ENTRIES SHOWN:
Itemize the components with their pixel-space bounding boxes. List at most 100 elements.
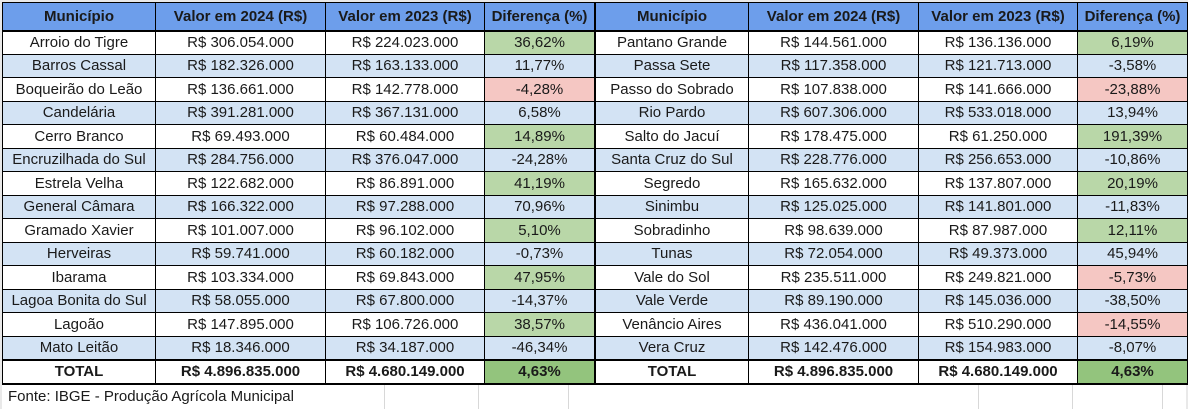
==
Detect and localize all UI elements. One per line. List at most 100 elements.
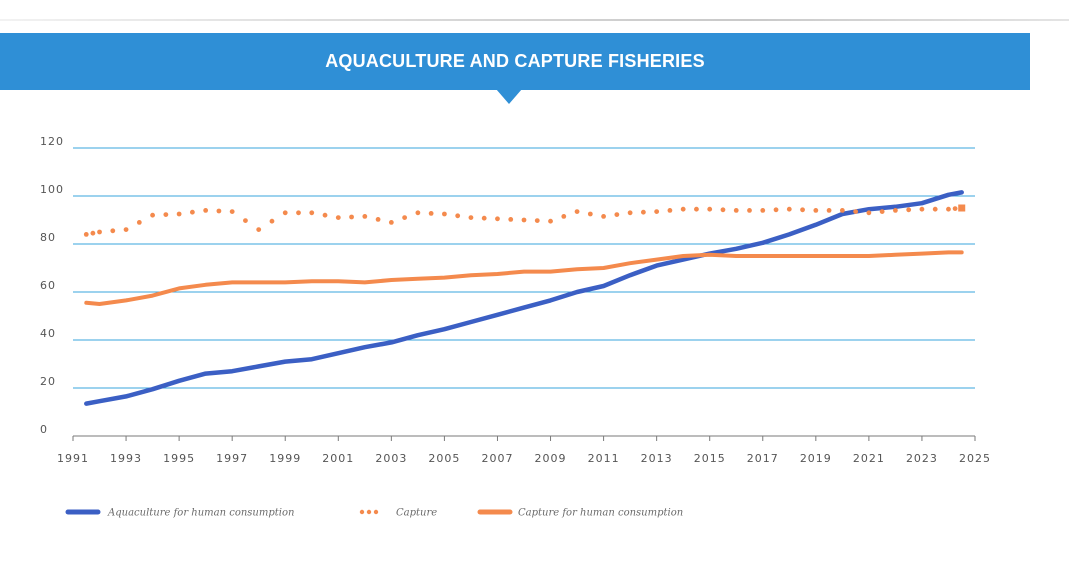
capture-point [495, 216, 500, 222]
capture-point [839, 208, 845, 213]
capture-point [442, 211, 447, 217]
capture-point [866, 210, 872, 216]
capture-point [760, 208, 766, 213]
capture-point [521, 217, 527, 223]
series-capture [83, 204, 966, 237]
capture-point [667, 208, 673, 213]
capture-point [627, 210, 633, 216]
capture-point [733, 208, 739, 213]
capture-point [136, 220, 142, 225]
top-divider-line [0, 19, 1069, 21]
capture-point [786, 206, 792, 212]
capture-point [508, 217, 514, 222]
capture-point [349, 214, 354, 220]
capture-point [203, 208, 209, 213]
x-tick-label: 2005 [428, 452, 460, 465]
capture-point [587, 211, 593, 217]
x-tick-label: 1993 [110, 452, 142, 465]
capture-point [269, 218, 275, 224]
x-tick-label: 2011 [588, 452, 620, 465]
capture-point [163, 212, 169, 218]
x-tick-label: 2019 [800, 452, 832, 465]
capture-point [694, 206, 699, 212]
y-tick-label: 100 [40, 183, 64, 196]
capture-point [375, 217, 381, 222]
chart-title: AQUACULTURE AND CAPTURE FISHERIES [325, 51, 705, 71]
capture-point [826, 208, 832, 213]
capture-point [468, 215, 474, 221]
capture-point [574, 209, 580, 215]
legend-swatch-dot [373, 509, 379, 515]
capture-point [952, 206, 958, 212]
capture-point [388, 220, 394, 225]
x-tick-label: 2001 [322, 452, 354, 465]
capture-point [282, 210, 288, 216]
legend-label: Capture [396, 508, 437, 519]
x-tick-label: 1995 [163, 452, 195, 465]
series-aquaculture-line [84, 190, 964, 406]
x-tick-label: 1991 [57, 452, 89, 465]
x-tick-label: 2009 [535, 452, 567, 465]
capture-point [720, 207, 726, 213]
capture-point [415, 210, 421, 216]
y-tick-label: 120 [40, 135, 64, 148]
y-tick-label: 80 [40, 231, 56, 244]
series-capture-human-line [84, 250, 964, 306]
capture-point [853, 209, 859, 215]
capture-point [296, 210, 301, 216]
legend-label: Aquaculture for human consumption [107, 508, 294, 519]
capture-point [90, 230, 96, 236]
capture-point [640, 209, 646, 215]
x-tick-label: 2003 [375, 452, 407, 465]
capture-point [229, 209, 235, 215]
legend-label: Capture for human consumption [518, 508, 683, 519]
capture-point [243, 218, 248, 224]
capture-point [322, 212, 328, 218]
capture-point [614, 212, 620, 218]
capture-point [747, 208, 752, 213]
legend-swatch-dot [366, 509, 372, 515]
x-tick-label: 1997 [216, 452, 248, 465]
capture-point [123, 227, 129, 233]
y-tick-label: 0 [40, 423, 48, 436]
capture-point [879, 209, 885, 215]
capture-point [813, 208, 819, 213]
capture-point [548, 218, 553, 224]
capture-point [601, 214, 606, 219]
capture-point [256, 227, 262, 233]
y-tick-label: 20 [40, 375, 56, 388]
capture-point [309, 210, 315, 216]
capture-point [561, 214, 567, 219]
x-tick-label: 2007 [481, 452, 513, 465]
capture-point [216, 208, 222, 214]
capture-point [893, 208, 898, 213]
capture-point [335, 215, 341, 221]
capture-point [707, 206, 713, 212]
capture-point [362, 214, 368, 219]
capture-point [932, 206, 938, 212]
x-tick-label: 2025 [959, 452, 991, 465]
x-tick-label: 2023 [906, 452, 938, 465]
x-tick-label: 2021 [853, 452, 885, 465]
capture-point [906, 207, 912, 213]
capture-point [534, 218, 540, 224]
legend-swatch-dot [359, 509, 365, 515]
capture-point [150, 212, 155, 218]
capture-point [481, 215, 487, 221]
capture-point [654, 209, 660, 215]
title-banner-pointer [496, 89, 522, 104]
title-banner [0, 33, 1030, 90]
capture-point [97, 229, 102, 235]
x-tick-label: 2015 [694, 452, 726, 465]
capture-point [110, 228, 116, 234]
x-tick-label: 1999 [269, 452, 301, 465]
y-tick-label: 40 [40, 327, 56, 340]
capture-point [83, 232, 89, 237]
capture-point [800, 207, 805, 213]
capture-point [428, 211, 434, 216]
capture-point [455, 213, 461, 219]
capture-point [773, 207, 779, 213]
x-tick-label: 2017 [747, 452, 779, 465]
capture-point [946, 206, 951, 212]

WHAT YOU NEED TO DO: Update the items from the line with "Detect and localize" up to and including the line with "capture-point [136, 220, 142, 225]", changing "capture-point" to "capture-marker" and keeping everything else the same. Give only those lines, and leave the pictures out.

RESPONSE BELOW:
Detect and localize all UI elements. One per line. List at most 100 elements.
capture-marker [495, 216, 500, 222]
capture-marker [839, 208, 845, 213]
capture-marker [442, 211, 447, 217]
capture-marker [866, 210, 872, 216]
capture-marker [760, 208, 766, 213]
capture-marker [521, 217, 527, 223]
series-capture [83, 204, 966, 237]
capture-marker [667, 208, 673, 213]
capture-marker [627, 210, 633, 216]
capture-marker [733, 208, 739, 213]
capture-marker [136, 220, 142, 225]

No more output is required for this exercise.